# Requirement:
Reproduce the data below in full and exclude every picture.

(Stored data entries)
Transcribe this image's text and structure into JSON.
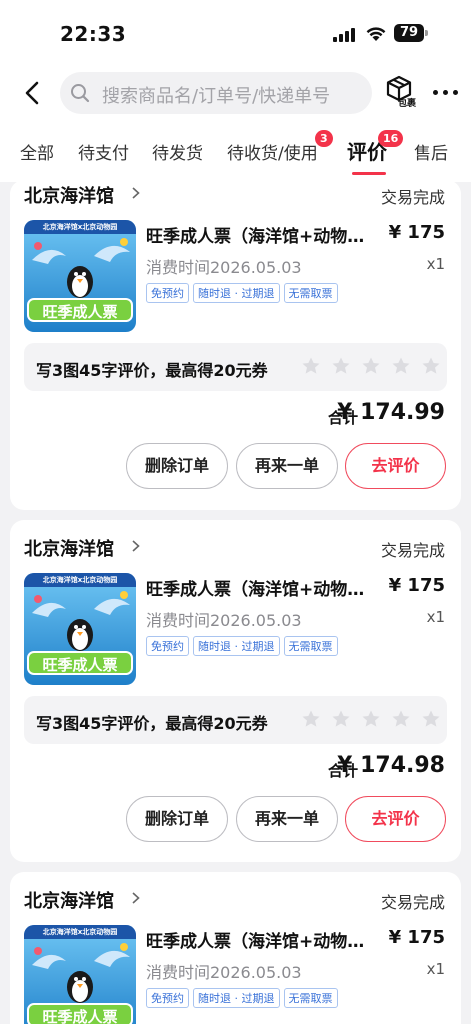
{
  "status_bar": {
    "time": "22:33",
    "battery": "79"
  },
  "nav": {
    "search_placeholder": "搜索商品名/订单号/快递单号",
    "package_label": "包裹"
  },
  "tabs": [
    {
      "label": "全部"
    },
    {
      "label": "待支付"
    },
    {
      "label": "待发货"
    },
    {
      "label": "待收货/使用",
      "badge": "3"
    },
    {
      "label": "评价",
      "badge": "16",
      "active": true
    },
    {
      "label": "售后"
    }
  ],
  "orders": [
    {
      "store": "北京海洋馆",
      "status": "交易完成",
      "thumbnail": {
        "header": "北京海洋馆x北京动物园",
        "banner": "旺季成人票"
      },
      "product_title": "旺季成人票（海洋馆+动物园）",
      "price": "¥ 175",
      "consume_time": "消费时间2026.05.03",
      "quantity": "x1",
      "tags": [
        "免预约",
        "随时退 · 过期退",
        "无需取票"
      ],
      "review_prompt": "写3图45字评价，最高得20元券",
      "total_label": "合计",
      "total": "¥ 174.99",
      "buttons": {
        "delete": "删除订单",
        "rebuy": "再来一单",
        "review": "去评价"
      }
    },
    {
      "store": "北京海洋馆",
      "status": "交易完成",
      "thumbnail": {
        "header": "北京海洋馆x北京动物园",
        "banner": "旺季成人票"
      },
      "product_title": "旺季成人票（海洋馆+动物园）",
      "price": "¥ 175",
      "consume_time": "消费时间2026.05.03",
      "quantity": "x1",
      "tags": [
        "免预约",
        "随时退 · 过期退",
        "无需取票"
      ],
      "review_prompt": "写3图45字评价，最高得20元券",
      "total_label": "合计",
      "total": "¥ 174.98",
      "buttons": {
        "delete": "删除订单",
        "rebuy": "再来一单",
        "review": "去评价"
      }
    },
    {
      "store": "北京海洋馆",
      "status": "交易完成",
      "thumbnail": {
        "header": "北京海洋馆x北京动物园",
        "banner": "旺季成人票"
      },
      "product_title": "旺季成人票（海洋馆+动物园）",
      "price": "¥ 175",
      "consume_time": "消费时间2026.05.03",
      "quantity": "x1",
      "tags": [
        "免预约",
        "随时退 · 过期退",
        "无需取票"
      ]
    }
  ],
  "colors": {
    "accent": "#f3334a",
    "tag_blue": "#3a72d8",
    "page_bg": "#f2f2f4"
  }
}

# Answer to the problem:
Transcribe this image's text and structure into JSON.
{
  "status_bar": {
    "time": "22:33",
    "battery": "79"
  },
  "nav": {
    "search_placeholder": "搜索商品名/订单号/快递单号",
    "package_label": "包裹"
  },
  "tabs": [
    {
      "label": "全部"
    },
    {
      "label": "待支付"
    },
    {
      "label": "待发货"
    },
    {
      "label": "待收货/使用",
      "badge": "3"
    },
    {
      "label": "评价",
      "badge": "16",
      "active": true
    },
    {
      "label": "售后"
    }
  ],
  "orders": [
    {
      "store": "北京海洋馆",
      "status": "交易完成",
      "thumbnail": {
        "header": "北京海洋馆x北京动物园",
        "banner": "旺季成人票"
      },
      "product_title": "旺季成人票（海洋馆+动物园）",
      "price": "¥ 175",
      "consume_time": "消费时间2026.05.03",
      "quantity": "x1",
      "tags": [
        "免预约",
        "随时退 · 过期退",
        "无需取票"
      ],
      "review_prompt": "写3图45字评价，最高得20元券",
      "total_label": "合计",
      "total": "¥ 174.99",
      "buttons": {
        "delete": "删除订单",
        "rebuy": "再来一单",
        "review": "去评价"
      }
    },
    {
      "store": "北京海洋馆",
      "status": "交易完成",
      "thumbnail": {
        "header": "北京海洋馆x北京动物园",
        "banner": "旺季成人票"
      },
      "product_title": "旺季成人票（海洋馆+动物园）",
      "price": "¥ 175",
      "consume_time": "消费时间2026.05.03",
      "quantity": "x1",
      "tags": [
        "免预约",
        "随时退 · 过期退",
        "无需取票"
      ],
      "review_prompt": "写3图45字评价，最高得20元券",
      "total_label": "合计",
      "total": "¥ 174.98",
      "buttons": {
        "delete": "删除订单",
        "rebuy": "再来一单",
        "review": "去评价"
      }
    },
    {
      "store": "北京海洋馆",
      "status": "交易完成",
      "thumbnail": {
        "header": "北京海洋馆x北京动物园",
        "banner": "旺季成人票"
      },
      "product_title": "旺季成人票（海洋馆+动物园）",
      "price": "¥ 175",
      "consume_time": "消费时间2026.05.03",
      "quantity": "x1",
      "tags": [
        "免预约",
        "随时退 · 过期退",
        "无需取票"
      ]
    }
  ],
  "colors": {
    "accent": "#f3334a",
    "tag_blue": "#3a72d8",
    "page_bg": "#f2f2f4"
  }
}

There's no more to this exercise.